#### Data shown

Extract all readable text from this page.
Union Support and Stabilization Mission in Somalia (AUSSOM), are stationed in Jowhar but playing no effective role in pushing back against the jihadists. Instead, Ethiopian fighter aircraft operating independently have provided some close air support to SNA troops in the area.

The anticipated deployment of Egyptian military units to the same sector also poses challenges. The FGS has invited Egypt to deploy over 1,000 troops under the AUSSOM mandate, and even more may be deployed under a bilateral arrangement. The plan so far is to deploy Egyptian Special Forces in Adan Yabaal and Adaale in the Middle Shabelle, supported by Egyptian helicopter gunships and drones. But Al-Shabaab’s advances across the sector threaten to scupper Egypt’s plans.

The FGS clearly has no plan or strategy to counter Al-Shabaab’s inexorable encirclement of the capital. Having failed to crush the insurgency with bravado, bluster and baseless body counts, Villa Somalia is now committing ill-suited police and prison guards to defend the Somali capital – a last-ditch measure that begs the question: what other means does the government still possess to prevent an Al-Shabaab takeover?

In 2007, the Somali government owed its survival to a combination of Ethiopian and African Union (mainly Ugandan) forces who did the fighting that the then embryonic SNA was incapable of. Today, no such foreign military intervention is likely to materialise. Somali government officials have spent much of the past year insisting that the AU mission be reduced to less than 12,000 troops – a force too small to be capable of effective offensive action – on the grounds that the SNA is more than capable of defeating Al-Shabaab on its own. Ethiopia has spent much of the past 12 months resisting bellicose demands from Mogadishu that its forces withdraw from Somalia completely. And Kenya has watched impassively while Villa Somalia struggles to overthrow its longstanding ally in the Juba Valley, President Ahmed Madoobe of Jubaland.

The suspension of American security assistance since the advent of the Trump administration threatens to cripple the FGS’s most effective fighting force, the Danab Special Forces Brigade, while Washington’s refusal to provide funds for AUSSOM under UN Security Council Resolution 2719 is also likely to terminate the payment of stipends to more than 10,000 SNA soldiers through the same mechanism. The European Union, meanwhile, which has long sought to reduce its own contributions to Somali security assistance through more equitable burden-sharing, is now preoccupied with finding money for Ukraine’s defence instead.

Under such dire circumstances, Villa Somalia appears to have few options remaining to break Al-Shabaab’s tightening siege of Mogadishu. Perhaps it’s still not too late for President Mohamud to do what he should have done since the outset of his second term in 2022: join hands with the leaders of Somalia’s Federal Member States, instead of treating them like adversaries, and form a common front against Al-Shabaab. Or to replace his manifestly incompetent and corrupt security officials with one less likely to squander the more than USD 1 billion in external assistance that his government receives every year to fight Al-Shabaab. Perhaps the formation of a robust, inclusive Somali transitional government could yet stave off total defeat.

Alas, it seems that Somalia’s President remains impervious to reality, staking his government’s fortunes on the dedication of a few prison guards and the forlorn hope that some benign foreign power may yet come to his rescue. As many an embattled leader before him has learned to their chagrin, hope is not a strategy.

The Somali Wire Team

########

* Short exercise: Retype the whole listing, matching it exactly.

* Written reply:
Extract all readable text from this page.
Union Support and Stabilization Mission in Somalia (AUSSOM), are stationed in Jowhar but playing no effective role in pushing back against the jihadists. Instead, Ethiopian fighter aircraft operating independently have provided some close air support to SNA troops in the area.

The anticipated deployment of Egyptian military units to the same sector also poses challenges. The FGS has invited Egypt to deploy over 1,000 troops under the AUSSOM mandate, and even more may be deployed under a bilateral arrangement. The plan so far is to deploy Egyptian Special Forces in Adan Yabaal and Adaale in the Middle Shabelle, supported by Egyptian helicopter gunships and drones. But Al-Shabaab’s advances across the sector threaten to scupper Egypt’s plans.

The FGS clearly has no plan or strategy to counter Al-Shabaab’s inexorable encirclement of the capital. Having failed to crush the insurgency with bravado, bluster and baseless body counts, Villa Somalia is now committing ill-suited police and prison guards to defend the Somali capital – a last-ditch measure that begs the question: what other means does the government still possess to prevent an Al-Shabaab takeover?

In 2007, the Somali government owed its survival to a combination of Ethiopian and African Union (mainly Ugandan) forces who did the fighting that the then embryonic SNA was incapable of. Today, no such foreign military intervention is likely to materialise. Somali government officials have spent much of the past year insisting that the AU mission be reduced to less than 12,000 troops – a force too small to be capable of effective offensive action – on the grounds that the SNA is more than capable of defeating Al-Shabaab on its own. Ethiopia has spent much of the past 12 months resisting bellicose demands from Mogadishu that its forces withdraw from Somalia completely. And Kenya has watched impassively while Villa Somalia struggles to overthrow its longstanding ally in the Juba Valley, President Ahmed Madoobe of Jubaland.

The suspension of American security assistance since the advent of the Trump administration threatens to cripple the FGS’s most effective fighting force, the Danab Special Forces Brigade, while Washington’s refusal to provide funds for AUSSOM under UN Security Council Resolution 2719 is also likely to terminate the payment of stipends to more than 10,000 SNA soldiers through the same mechanism. The European Union, meanwhile, which has long sought to reduce its own contributions to Somali security assistance through more equitable burden-sharing, is now preoccupied with finding money for Ukraine’s defence instead.

Under such dire circumstances, Villa Somalia appears to have few options remaining to break Al-Shabaab’s tightening siege of Mogadishu. Perhaps it’s still not too late for President Mohamud to do what he should have done since the outset of his second term in 2022: join hands with the leaders of Somalia’s Federal Member States, instead of treating them like adversaries, and form a common front against Al-Shabaab. Or to replace his manifestly incompetent and corrupt security officials with one less likely to squander the more than USD 1 billion in external assistance that his government receives every year to fight Al-Shabaab. Perhaps the formation of a robust, inclusive Somali transitional government could yet stave off total defeat.

Alas, it seems that Somalia’s President remains impervious to reality, staking his government’s fortunes on the dedication of a few prison guards and the forlorn hope that some benign foreign power may yet come to his rescue. As many an embattled leader before him has learned to their chagrin, hope is not a strategy.

The Somali Wire Team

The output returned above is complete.